> [Stated goal]:
What is the number of lines containing the string "status"? Answer with the number only.

> [Available records]:
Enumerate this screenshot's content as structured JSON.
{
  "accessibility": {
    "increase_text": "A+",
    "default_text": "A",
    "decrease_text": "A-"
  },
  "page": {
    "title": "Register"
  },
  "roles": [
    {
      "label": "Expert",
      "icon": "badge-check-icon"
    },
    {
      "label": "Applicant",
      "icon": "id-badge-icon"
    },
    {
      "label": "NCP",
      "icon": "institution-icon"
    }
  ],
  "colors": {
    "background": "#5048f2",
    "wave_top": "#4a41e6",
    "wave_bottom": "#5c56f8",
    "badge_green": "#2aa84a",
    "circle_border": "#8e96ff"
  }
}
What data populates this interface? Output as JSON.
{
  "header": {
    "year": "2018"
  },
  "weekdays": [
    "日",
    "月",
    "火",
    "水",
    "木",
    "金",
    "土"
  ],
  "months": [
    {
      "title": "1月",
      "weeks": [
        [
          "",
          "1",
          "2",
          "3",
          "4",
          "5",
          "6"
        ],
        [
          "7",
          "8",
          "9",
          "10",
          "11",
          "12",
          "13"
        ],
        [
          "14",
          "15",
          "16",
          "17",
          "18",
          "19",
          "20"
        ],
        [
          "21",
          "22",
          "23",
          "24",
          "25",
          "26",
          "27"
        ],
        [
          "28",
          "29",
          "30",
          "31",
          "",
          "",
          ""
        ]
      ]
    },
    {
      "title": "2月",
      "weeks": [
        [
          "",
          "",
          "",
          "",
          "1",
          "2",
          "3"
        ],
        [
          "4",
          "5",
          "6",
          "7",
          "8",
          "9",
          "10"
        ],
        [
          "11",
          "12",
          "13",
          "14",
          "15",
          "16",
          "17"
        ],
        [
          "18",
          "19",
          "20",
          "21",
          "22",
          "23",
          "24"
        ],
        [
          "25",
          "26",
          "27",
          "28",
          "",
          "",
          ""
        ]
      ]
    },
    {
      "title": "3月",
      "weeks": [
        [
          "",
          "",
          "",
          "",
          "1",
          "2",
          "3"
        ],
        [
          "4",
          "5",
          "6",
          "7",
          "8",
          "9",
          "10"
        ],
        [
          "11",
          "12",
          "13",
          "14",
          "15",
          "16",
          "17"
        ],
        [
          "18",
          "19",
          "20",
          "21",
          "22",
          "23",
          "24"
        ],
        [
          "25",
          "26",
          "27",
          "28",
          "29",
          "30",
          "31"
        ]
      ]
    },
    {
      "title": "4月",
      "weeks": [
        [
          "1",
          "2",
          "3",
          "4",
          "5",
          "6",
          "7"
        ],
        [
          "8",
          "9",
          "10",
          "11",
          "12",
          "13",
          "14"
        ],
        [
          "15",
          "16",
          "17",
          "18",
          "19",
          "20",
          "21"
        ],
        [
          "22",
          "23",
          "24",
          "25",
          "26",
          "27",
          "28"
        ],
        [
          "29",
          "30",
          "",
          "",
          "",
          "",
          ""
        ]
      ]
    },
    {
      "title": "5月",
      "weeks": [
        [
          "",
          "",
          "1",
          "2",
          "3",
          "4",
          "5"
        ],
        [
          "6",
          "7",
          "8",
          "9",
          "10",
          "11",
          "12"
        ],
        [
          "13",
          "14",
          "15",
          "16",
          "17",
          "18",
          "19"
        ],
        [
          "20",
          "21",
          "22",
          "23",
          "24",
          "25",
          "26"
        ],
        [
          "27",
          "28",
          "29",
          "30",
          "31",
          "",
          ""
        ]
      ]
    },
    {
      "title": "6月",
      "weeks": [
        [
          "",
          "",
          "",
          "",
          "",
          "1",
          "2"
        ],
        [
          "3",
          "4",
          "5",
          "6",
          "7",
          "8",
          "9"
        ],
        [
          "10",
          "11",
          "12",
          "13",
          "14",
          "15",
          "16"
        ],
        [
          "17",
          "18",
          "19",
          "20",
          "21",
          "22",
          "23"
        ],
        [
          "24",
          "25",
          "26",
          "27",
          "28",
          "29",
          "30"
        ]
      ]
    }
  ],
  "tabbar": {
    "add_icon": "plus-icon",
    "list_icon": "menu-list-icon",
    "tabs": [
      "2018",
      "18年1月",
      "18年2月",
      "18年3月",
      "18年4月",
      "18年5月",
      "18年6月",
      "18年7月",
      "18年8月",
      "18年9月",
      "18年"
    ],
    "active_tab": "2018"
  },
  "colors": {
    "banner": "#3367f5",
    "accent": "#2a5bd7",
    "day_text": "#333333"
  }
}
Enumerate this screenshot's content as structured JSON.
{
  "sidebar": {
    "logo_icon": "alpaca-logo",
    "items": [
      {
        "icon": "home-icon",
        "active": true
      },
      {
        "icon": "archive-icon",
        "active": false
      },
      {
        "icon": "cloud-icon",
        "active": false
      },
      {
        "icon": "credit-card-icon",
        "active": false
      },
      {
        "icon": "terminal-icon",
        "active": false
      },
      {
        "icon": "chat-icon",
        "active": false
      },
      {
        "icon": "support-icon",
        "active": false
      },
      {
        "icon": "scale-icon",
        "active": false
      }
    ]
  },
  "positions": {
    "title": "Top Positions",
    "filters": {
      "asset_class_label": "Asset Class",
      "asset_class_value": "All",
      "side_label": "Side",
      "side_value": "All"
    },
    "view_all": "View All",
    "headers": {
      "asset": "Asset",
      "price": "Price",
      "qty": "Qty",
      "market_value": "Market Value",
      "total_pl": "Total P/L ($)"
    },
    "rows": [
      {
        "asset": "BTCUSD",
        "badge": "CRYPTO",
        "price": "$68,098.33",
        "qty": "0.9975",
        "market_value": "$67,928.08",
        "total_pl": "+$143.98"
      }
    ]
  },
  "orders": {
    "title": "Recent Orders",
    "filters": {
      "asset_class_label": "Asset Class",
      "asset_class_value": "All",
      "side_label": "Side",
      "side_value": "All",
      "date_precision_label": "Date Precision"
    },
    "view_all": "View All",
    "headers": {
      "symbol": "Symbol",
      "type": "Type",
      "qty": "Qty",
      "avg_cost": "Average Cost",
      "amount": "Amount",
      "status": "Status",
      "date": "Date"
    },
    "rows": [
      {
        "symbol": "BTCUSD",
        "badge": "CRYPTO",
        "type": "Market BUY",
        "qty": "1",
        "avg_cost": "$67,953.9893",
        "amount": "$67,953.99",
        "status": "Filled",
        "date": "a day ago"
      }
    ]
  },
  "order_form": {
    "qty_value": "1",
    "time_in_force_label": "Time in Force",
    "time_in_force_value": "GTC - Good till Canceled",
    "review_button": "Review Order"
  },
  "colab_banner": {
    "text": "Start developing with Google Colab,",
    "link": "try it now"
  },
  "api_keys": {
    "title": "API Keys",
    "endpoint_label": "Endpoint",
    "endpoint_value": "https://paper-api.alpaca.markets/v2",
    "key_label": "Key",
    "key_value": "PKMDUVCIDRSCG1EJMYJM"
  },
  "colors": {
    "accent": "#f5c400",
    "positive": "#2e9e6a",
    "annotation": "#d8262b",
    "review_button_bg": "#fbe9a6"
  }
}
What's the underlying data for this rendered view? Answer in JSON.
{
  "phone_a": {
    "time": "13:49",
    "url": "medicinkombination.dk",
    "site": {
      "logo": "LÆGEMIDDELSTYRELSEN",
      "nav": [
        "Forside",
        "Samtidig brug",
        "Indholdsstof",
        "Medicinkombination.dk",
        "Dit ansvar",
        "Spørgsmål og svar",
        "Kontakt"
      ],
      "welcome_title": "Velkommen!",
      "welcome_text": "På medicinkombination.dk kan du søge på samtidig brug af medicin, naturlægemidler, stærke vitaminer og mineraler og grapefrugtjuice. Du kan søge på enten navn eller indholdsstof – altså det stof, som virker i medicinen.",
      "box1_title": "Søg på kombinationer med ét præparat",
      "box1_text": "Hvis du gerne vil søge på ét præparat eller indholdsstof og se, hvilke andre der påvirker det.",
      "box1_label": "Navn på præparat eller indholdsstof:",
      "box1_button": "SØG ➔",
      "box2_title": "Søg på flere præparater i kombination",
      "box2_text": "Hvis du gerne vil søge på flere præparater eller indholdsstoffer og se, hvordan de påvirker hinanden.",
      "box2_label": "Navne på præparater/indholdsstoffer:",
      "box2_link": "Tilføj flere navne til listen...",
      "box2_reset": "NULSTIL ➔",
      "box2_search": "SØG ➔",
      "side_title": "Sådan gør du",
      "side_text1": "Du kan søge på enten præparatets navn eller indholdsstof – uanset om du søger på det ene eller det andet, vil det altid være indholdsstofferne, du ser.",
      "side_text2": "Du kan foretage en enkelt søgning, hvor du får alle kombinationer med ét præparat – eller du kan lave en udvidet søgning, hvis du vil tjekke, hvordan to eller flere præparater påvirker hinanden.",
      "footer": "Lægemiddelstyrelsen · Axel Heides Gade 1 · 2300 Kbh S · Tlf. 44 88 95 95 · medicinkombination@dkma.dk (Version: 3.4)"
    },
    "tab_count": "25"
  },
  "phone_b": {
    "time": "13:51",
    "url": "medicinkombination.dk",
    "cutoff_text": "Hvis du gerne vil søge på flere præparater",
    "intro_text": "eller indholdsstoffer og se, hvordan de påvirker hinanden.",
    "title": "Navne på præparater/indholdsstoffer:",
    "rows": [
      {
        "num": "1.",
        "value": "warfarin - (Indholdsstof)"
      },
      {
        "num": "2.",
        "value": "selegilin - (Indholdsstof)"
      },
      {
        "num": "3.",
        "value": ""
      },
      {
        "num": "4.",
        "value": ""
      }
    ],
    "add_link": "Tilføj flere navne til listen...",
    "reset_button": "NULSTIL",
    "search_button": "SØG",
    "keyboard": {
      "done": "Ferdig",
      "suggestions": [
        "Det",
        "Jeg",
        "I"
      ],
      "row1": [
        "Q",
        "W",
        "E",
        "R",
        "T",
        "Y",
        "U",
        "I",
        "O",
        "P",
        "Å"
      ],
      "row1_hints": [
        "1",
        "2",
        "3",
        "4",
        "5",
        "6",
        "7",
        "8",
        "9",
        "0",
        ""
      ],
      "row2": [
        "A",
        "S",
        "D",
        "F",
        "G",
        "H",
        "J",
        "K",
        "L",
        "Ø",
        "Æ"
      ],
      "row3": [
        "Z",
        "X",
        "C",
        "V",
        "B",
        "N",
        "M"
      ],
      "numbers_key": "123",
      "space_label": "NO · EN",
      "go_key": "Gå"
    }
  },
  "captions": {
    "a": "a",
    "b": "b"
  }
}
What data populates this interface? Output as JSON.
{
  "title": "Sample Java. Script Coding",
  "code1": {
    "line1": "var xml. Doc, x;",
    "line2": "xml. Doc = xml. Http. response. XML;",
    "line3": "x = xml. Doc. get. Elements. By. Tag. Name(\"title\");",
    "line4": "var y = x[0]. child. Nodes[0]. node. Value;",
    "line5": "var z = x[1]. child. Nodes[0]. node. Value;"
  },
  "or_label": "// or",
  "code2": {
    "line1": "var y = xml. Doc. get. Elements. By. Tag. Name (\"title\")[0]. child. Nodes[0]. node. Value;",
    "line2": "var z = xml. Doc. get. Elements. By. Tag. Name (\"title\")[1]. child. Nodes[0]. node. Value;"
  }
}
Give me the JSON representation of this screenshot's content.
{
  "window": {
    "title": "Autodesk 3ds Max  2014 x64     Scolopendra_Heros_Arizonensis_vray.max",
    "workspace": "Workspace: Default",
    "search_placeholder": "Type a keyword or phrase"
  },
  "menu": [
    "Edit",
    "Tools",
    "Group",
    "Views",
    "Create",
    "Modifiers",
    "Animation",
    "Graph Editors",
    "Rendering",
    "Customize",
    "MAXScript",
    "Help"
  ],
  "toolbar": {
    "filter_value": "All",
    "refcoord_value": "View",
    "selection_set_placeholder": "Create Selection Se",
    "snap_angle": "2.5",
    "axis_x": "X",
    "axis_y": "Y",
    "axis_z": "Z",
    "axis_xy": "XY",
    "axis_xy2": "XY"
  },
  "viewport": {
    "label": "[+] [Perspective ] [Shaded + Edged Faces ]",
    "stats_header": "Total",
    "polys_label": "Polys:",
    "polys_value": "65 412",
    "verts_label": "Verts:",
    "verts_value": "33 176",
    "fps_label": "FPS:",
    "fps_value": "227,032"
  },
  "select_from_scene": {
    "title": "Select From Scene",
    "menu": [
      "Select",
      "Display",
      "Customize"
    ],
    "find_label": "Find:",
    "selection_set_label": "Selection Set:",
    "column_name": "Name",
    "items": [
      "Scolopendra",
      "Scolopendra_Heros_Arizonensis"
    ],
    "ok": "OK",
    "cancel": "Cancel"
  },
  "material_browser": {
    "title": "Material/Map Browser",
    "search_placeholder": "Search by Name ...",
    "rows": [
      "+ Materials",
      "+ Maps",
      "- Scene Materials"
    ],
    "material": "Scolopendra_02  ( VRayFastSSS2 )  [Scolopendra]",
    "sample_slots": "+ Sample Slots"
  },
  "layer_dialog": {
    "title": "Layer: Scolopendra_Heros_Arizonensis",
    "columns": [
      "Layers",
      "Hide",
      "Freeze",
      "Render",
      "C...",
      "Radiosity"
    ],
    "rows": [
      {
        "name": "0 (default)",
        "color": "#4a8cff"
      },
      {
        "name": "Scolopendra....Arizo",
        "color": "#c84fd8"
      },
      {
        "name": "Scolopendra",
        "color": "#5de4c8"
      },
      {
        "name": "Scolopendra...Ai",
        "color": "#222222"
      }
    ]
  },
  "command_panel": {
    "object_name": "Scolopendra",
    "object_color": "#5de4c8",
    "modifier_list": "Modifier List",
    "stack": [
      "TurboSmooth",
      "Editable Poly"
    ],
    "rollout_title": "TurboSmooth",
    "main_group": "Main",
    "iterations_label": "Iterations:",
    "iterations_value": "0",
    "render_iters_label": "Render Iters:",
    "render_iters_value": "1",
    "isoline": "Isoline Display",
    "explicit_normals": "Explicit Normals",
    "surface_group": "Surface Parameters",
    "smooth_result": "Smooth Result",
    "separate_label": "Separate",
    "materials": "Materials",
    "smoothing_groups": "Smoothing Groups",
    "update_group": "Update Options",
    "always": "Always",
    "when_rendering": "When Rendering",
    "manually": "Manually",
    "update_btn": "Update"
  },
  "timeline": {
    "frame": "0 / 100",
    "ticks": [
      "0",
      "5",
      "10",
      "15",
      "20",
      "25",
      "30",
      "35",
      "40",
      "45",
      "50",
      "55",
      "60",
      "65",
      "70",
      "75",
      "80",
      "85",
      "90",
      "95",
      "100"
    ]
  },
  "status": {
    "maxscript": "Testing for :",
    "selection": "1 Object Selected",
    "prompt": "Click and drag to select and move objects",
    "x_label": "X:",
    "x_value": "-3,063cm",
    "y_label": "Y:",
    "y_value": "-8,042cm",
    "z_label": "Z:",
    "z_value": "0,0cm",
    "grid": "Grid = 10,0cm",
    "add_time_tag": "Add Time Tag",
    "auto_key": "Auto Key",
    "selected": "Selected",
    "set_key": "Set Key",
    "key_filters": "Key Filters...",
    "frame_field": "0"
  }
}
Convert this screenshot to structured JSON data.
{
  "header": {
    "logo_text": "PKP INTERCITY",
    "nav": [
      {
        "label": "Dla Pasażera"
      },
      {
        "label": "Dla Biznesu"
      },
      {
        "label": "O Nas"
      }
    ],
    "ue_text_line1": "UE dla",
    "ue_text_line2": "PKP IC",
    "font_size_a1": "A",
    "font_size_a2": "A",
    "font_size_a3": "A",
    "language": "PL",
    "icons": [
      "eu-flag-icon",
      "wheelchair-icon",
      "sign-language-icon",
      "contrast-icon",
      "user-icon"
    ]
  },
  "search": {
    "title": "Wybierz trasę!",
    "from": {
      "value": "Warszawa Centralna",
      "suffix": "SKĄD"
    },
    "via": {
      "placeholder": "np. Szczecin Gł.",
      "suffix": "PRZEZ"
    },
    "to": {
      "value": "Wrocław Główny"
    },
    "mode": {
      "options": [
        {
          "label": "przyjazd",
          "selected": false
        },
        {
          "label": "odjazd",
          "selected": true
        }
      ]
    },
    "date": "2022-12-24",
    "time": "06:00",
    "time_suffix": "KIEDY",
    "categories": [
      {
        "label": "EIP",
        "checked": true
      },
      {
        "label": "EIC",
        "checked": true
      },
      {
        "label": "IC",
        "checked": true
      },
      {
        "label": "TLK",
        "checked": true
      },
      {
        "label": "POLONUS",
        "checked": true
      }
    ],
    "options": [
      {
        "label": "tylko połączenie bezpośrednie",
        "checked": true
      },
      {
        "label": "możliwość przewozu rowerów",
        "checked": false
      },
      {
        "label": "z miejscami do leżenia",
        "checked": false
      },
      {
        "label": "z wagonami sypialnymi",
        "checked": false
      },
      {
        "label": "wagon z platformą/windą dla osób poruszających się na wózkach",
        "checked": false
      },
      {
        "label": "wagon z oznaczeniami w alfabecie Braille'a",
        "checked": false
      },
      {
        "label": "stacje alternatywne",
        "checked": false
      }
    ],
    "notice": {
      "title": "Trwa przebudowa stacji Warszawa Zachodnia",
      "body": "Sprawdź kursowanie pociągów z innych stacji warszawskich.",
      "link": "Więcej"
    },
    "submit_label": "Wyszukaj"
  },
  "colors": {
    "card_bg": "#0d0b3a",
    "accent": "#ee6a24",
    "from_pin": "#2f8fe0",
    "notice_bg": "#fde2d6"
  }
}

> [Task answer]:
3